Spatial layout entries
▬▬▬

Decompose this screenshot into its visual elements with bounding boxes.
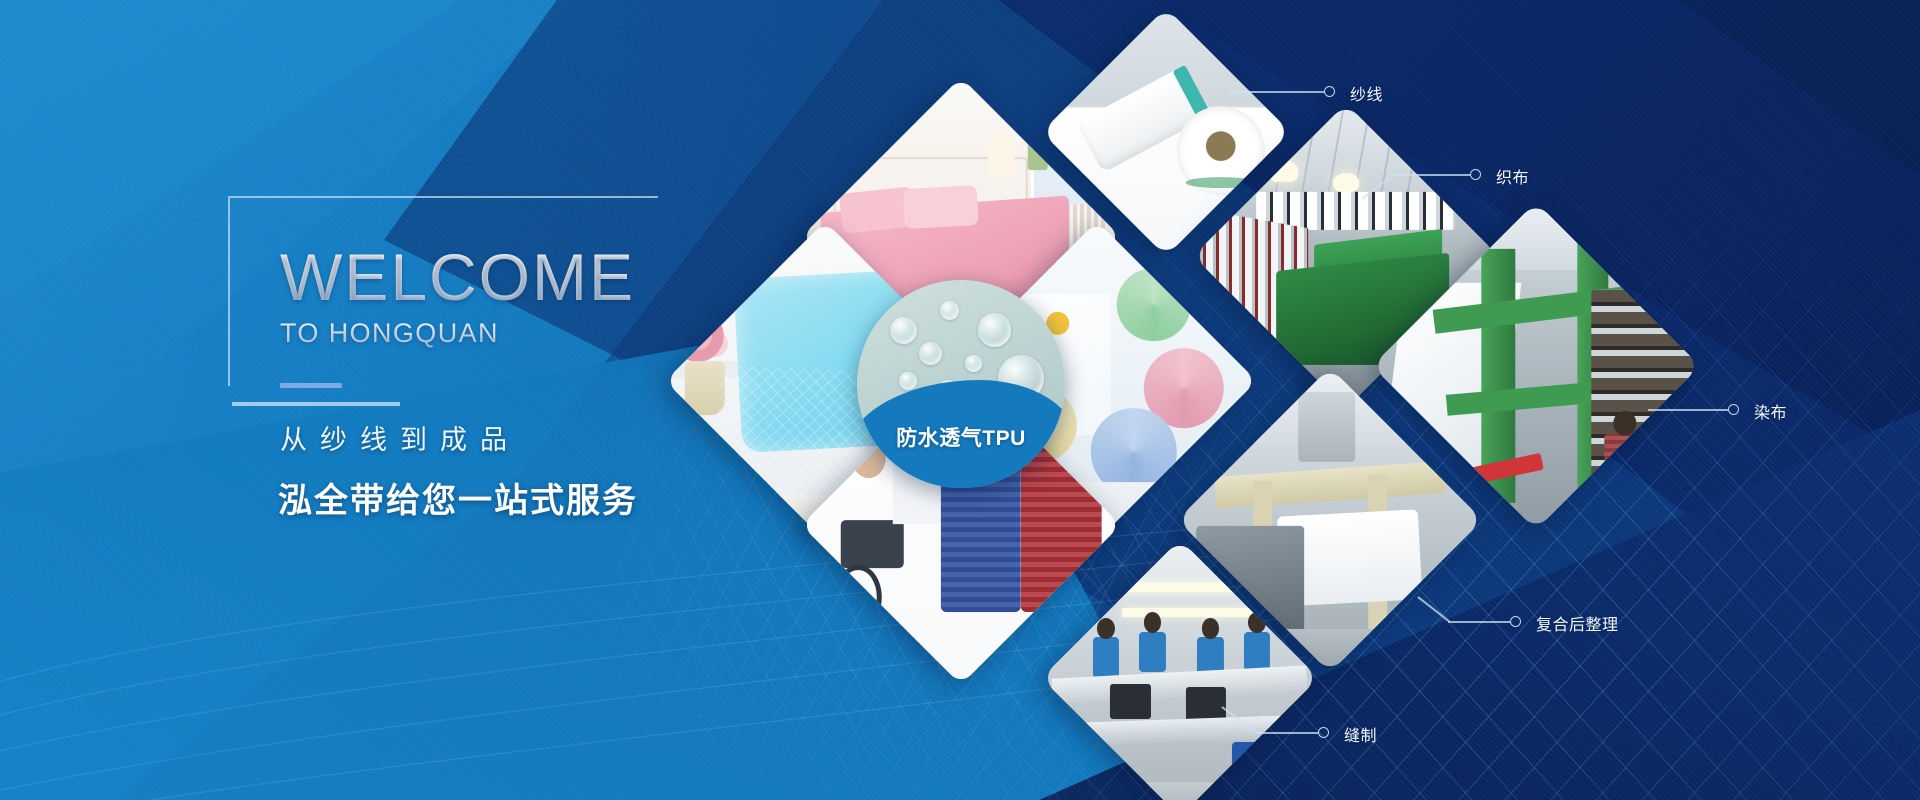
hero-banner: WELCOME TO HONGQUAN 从纱线到成品 泓全带给您一站式服务 [0, 0, 1920, 800]
tagline-chinese: 从纱线到成品 [280, 418, 768, 457]
callout-label-weaving: 织布 [1496, 164, 1529, 188]
callout-dot-icon [1318, 727, 1329, 738]
callout-dot-icon [1324, 86, 1335, 97]
callout-weaving: 织布 [1362, 160, 1592, 208]
hero-text-block: WELCOME TO HONGQUAN 从纱线到成品 泓全带给您一站式服务 [228, 196, 768, 522]
callout-label-dyeing: 染布 [1754, 399, 1787, 423]
callout-label-sewing: 缝制 [1344, 722, 1377, 746]
tpu-feature-badge[interactable]: 防水透气TPU [857, 280, 1065, 488]
subheadline-to-hongquan: TO HONGQUAN [280, 318, 768, 349]
callout-yarn: 纱线 [1228, 80, 1448, 104]
callout-sewing: 缝制 [1222, 706, 1472, 754]
headline-chinese: 泓全带给您一站式服务 [278, 473, 768, 522]
callout-label-lamination: 复合后整理 [1536, 611, 1619, 635]
water-droplet-icon [965, 355, 982, 372]
callout-lamination: 复合后整理 [1418, 596, 1678, 644]
headline-welcome: WELCOME [280, 244, 768, 310]
callout-dot-icon [1470, 169, 1481, 180]
water-droplet-icon [978, 313, 1011, 346]
callout-dot-icon [1510, 616, 1521, 627]
accent-rule-long [232, 402, 400, 406]
callout-dot-icon [1728, 404, 1739, 415]
water-droplet-icon [940, 301, 959, 320]
badge-label: 防水透气TPU [857, 422, 1065, 452]
product-diamond-cluster: 防水透气TPU [706, 128, 1216, 640]
callout-dyeing: 染布 [1648, 398, 1868, 422]
accent-rule-short [280, 383, 342, 388]
callout-label-yarn: 纱线 [1350, 81, 1383, 105]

▬▬▬

Task to carry out = Copy out everything from the line containing "hero-banner: WELCOME TO" down to the line containing "callout-label-sewing: 缝制 [1344, 722, 1377, 746]", both of those lines included.

The output =
hero-banner: WELCOME TO HONGQUAN 从纱线到成品 泓全带给您一站式服务 [0, 0, 1920, 800]
tagline-chinese: 从纱线到成品 [280, 418, 768, 457]
callout-label-weaving: 织布 [1496, 164, 1529, 188]
callout-dot-icon [1318, 727, 1329, 738]
callout-dot-icon [1324, 86, 1335, 97]
callout-weaving: 织布 [1362, 160, 1592, 208]
hero-text-block: WELCOME TO HONGQUAN 从纱线到成品 泓全带给您一站式服务 [228, 196, 768, 522]
callout-label-dyeing: 染布 [1754, 399, 1787, 423]
callout-label-sewing: 缝制 [1344, 722, 1377, 746]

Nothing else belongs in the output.